GOAL: All entries are to be quoted exactly; the images stay out of the copy.

begin TASK DATA

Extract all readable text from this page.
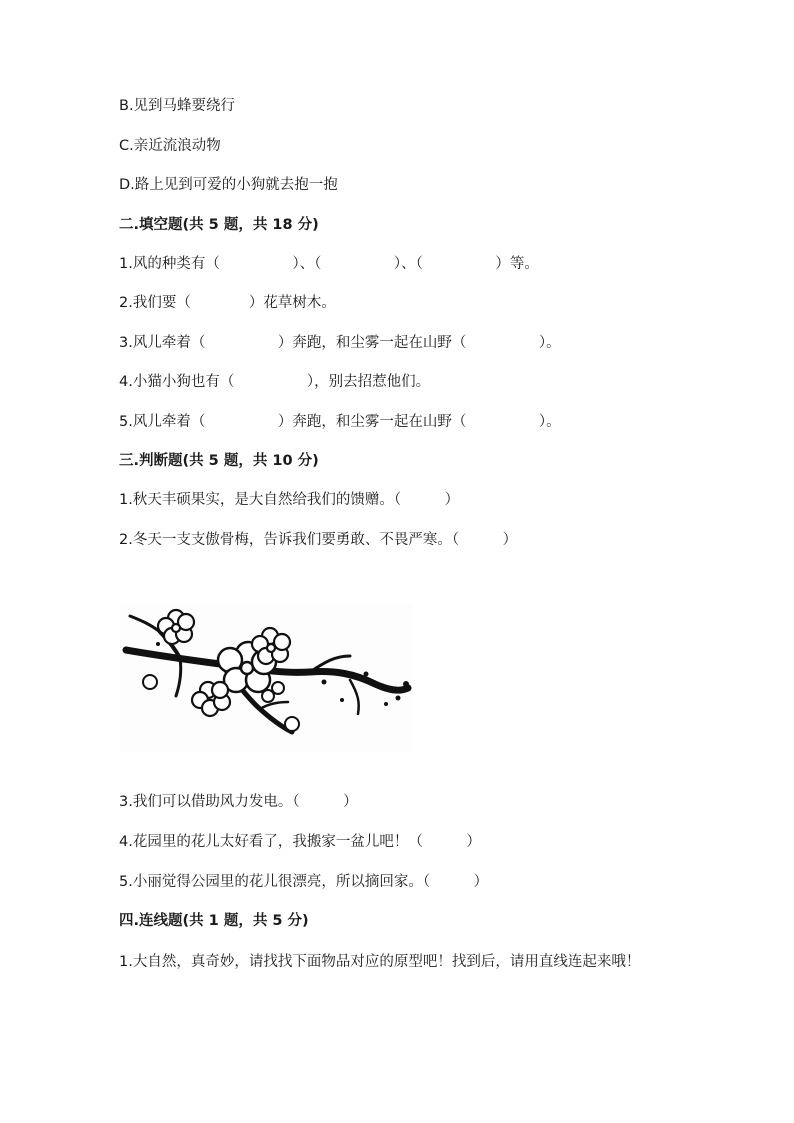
B.见到马蜂要绕行
C.亲近流浪动物
D.路上见到可爱的小狗就去抱一抱
二.填空题(共 5 题，共 18 分)
1.风的种类有（　　　　　）、（　　　　　）、（　　　　　）等。
2.我们要（　　　　）花草树木。
3.风儿牵着（　　　　　）奔跑，和尘雾一起在山野（　　　　　）。
4.小猫小狗也有（　　　　　），别去招惹他们。
5.风儿牵着（　　　　　）奔跑，和尘雾一起在山野（　　　　　）。
三.判断题(共 5 题，共 10 分)
1.秋天丰硕果实，是大自然给我们的馈赠。（　　　）
2.冬天一支支傲骨梅，告诉我们要勇敢、不畏严寒。（　　　）
3.我们可以借助风力发电。（　　　）
4.花园里的花儿太好看了，我搬家一盆儿吧！（　　　）
5.小丽觉得公园里的花儿很漂亮，所以摘回家。（　　　）
四.连线题(共 1 题，共 5 分)
1.大自然，真奇妙，请找找下面物品对应的原型吧！找到后，请用直线连起来哦！
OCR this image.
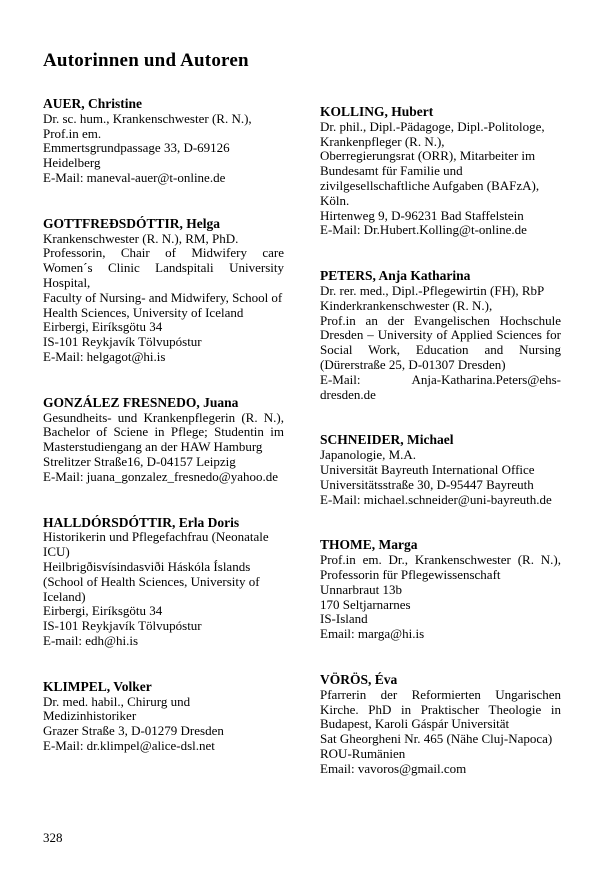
Autorinnen und Autoren
AUER, Christine
Dr. sc. hum., Krankenschwester (R. N.),
Prof.in em.
Emmertsgrundpassage 33, D-69126
Heidelberg
E-Mail: maneval-auer@t-online.de
GOTTFREÐSDÓTTIR, Helga
Krankenschwester (R. N.), RM, PhD.
Professorin, Chair of Midwifery care
Women´s Clinic Landspitali University
Hospital,
Faculty of Nursing- and Midwifery, School of
Health Sciences, University of Iceland
Eirbergi, Eiríksgötu 34
IS-101 Reykjavík Tölvupóstur
E-Mail: helgagot@hi.is
GONZÁLEZ FRESNEDO, Juana
Gesundheits- und Krankenpflegerin (R. N.),
Bachelor of Sciene in Pflege; Studentin im
Masterstudiengang an der HAW Hamburg
Strelitzer Straße16, D-04157 Leipzig
E-Mail: juana_gonzalez_fresnedo@yahoo.de
HALLDÓRSDÓTTIR, Erla Doris
Historikerin und Pflegefachfrau (Neonatale
ICU)
Heilbrigðisvísindasviði Háskóla Íslands
(School of Health Sciences, University of
Iceland)
Eirbergi, Eiríksgötu 34
IS-101 Reykjavík Tölvupóstur
E-mail: edh@hi.is
KLIMPEL, Volker
Dr. med. habil., Chirurg und
Medizinhistoriker
Grazer Straße 3, D-01279 Dresden
E-Mail: dr.klimpel@alice-dsl.net
KOLLING, Hubert
Dr. phil., Dipl.-Pädagoge, Dipl.-Politologe,
Krankenpfleger (R. N.),
Oberregierungsrat (ORR), Mitarbeiter im
Bundesamt für Familie und
zivilgesellschaftliche Aufgaben (BAFzA),
Köln.
Hirtenweg 9, D-96231 Bad Staffelstein
E-Mail: Dr.Hubert.Kolling@t-online.de
PETERS, Anja Katharina
Dr. rer. med., Dipl.-Pflegewirtin (FH), RbP
Kinderkrankenschwester (R. N.),
Prof.in an der Evangelischen Hochschule
Dresden – University of Applied Sciences for
Social Work, Education and Nursing
(Dürerstraße 25, D-01307 Dresden)
E-Mail: Anja-Katharina.Peters@ehs-
dresden.de
SCHNEIDER, Michael
Japanologie, M.A.
Universität Bayreuth International Office
Universitätsstraße 30, D-95447 Bayreuth
E-Mail: michael.schneider@uni-bayreuth.de
THOME, Marga
Prof.in em. Dr., Krankenschwester (R. N.),
Professorin für Pflegewissenschaft
Unnarbraut 13b
170 Seltjarnarnes
IS-Island
Email: marga@hi.is
VÖRÖS, Éva
Pfarrerin der Reformierten Ungarischen
Kirche. PhD in Praktischer Theologie in
Budapest, Karoli Gáspár Universität
Sat Gheorgheni Nr. 465 (Nähe Cluj-Napoca)
ROU-Rumänien
Email: vavoros@gmail.com
328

end TASK DATA

WORKED ANSWER:
Extract all readable text from this page.
B.见到马蜂要绕行
C.亲近流浪动物
D.路上见到可爱的小狗就去抱一抱
二.填空题(共 5 题，共 18 分)
1.风的种类有（　　　　　）、（　　　　　）、（　　　　　）等。
2.我们要（　　　　）花草树木。
3.风儿牵着（　　　　　）奔跑，和尘雾一起在山野（　　　　　）。
4.小猫小狗也有（　　　　　），别去招惹他们。
5.风儿牵着（　　　　　）奔跑，和尘雾一起在山野（　　　　　）。
三.判断题(共 5 题，共 10 分)
1.秋天丰硕果实，是大自然给我们的馈赠。（　　　）
2.冬天一支支傲骨梅，告诉我们要勇敢、不畏严寒。（　　　）
3.我们可以借助风力发电。（　　　）
4.花园里的花儿太好看了，我搬家一盆儿吧！（　　　）
5.小丽觉得公园里的花儿很漂亮，所以摘回家。（　　　）
四.连线题(共 1 题，共 5 分)
1.大自然，真奇妙，请找找下面物品对应的原型吧！找到后，请用直线连起来哦！
OCR this image.
Autorinnen und Autoren
AUER, Christine
Dr. sc. hum., Krankenschwester (R. N.),
Prof.in em.
Emmertsgrundpassage 33, D-69126
Heidelberg
E-Mail: maneval-auer@t-online.de
GOTTFREÐSDÓTTIR, Helga
Krankenschwester (R. N.), RM, PhD.
Professorin, Chair of Midwifery care
Women´s Clinic Landspitali University
Hospital,
Faculty of Nursing- and Midwifery, School of
Health Sciences, University of Iceland
Eirbergi, Eiríksgötu 34
IS-101 Reykjavík Tölvupóstur
E-Mail: helgagot@hi.is
GONZÁLEZ FRESNEDO, Juana
Gesundheits- und Krankenpflegerin (R. N.),
Bachelor of Sciene in Pflege; Studentin im
Masterstudiengang an der HAW Hamburg
Strelitzer Straße16, D-04157 Leipzig
E-Mail: juana_gonzalez_fresnedo@yahoo.de
HALLDÓRSDÓTTIR, Erla Doris
Historikerin und Pflegefachfrau (Neonatale
ICU)
Heilbrigðisvísindasviði Háskóla Íslands
(School of Health Sciences, University of
Iceland)
Eirbergi, Eiríksgötu 34
IS-101 Reykjavík Tölvupóstur
E-mail: edh@hi.is
KLIMPEL, Volker
Dr. med. habil., Chirurg und
Medizinhistoriker
Grazer Straße 3, D-01279 Dresden
E-Mail: dr.klimpel@alice-dsl.net
KOLLING, Hubert
Dr. phil., Dipl.-Pädagoge, Dipl.-Politologe,
Krankenpfleger (R. N.),
Oberregierungsrat (ORR), Mitarbeiter im
Bundesamt für Familie und
zivilgesellschaftliche Aufgaben (BAFzA),
Köln.
Hirtenweg 9, D-96231 Bad Staffelstein
E-Mail: Dr.Hubert.Kolling@t-online.de
PETERS, Anja Katharina
Dr. rer. med., Dipl.-Pflegewirtin (FH), RbP
Kinderkrankenschwester (R. N.),
Prof.in an der Evangelischen Hochschule
Dresden – University of Applied Sciences for
Social Work, Education and Nursing
(Dürerstraße 25, D-01307 Dresden)
E-Mail: Anja-Katharina.Peters@ehs-
dresden.de
SCHNEIDER, Michael
Japanologie, M.A.
Universität Bayreuth International Office
Universitätsstraße 30, D-95447 Bayreuth
E-Mail: michael.schneider@uni-bayreuth.de
THOME, Marga
Prof.in em. Dr., Krankenschwester (R. N.),
Professorin für Pflegewissenschaft
Unnarbraut 13b
170 Seltjarnarnes
IS-Island
Email: marga@hi.is
VÖRÖS, Éva
Pfarrerin der Reformierten Ungarischen
Kirche. PhD in Praktischer Theologie in
Budapest, Karoli Gáspár Universität
Sat Gheorgheni Nr. 465 (Nähe Cluj-Napoca)
ROU-Rumänien
Email: vavoros@gmail.com
328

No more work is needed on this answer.